** start **
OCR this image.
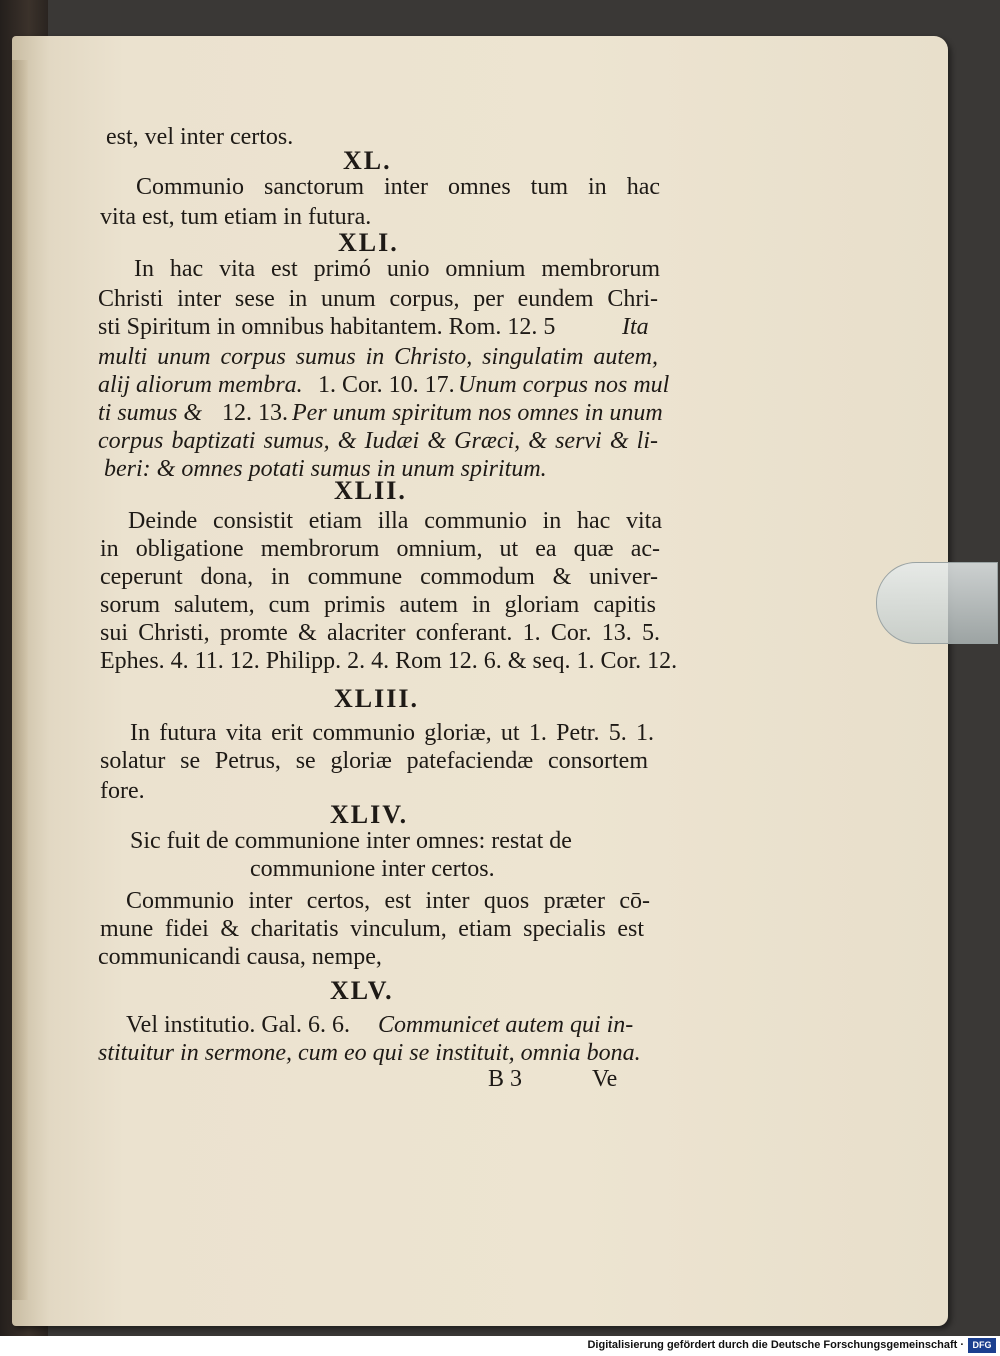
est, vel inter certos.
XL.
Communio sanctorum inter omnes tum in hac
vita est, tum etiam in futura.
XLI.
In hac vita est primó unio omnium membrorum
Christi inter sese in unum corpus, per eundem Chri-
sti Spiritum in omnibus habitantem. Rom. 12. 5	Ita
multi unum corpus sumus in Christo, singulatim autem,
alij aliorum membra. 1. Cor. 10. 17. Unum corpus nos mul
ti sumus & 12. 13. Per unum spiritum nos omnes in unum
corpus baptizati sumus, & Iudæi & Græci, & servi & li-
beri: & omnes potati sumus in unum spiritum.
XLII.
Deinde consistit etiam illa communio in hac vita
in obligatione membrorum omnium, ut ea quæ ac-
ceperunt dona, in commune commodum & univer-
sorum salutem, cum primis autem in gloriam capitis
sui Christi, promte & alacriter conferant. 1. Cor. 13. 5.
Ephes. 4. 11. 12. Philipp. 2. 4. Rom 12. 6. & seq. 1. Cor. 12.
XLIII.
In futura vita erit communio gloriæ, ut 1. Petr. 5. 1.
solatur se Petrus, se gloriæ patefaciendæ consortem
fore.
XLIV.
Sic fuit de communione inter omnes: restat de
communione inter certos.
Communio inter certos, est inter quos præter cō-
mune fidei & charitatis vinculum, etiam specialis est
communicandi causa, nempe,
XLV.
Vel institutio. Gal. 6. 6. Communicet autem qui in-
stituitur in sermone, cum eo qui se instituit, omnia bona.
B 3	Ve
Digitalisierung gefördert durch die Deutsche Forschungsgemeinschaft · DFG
** end **
▶ [WHAT THE TASK ASKS]: Reproduce the material above in full, exactly, with no images.

▶ [WORKED SOLUTION]:
OCR this image.
est, vel inter certos.
XL.
Communio sanctorum inter omnes tum in hac
vita est, tum etiam in futura.
XLI.
In hac vita est primó unio omnium membrorum
Christi inter sese in unum corpus, per eundem Chri-
sti Spiritum in omnibus habitantem. Rom. 12. 5	Ita
multi unum corpus sumus in Christo, singulatim autem,
alij aliorum membra. 1. Cor. 10. 17. Unum corpus nos mul
ti sumus & 12. 13. Per unum spiritum nos omnes in unum
corpus baptizati sumus, & Iudæi & Græci, & servi & li-
beri: & omnes potati sumus in unum spiritum.
XLII.
Deinde consistit etiam illa communio in hac vita
in obligatione membrorum omnium, ut ea quæ ac-
ceperunt dona, in commune commodum & univer-
sorum salutem, cum primis autem in gloriam capitis
sui Christi, promte & alacriter conferant. 1. Cor. 13. 5.
Ephes. 4. 11. 12. Philipp. 2. 4. Rom 12. 6. & seq. 1. Cor. 12.
XLIII.
In futura vita erit communio gloriæ, ut 1. Petr. 5. 1.
solatur se Petrus, se gloriæ patefaciendæ consortem
fore.
XLIV.
Sic fuit de communione inter omnes: restat de
communione inter certos.
Communio inter certos, est inter quos præter cō-
mune fidei & charitatis vinculum, etiam specialis est
communicandi causa, nempe,
XLV.
Vel institutio. Gal. 6. 6. Communicet autem qui in-
stituitur in sermone, cum eo qui se instituit, omnia bona.
B 3	Ve
Digitalisierung gefördert durch die Deutsche Forschungsgemeinschaft · DFG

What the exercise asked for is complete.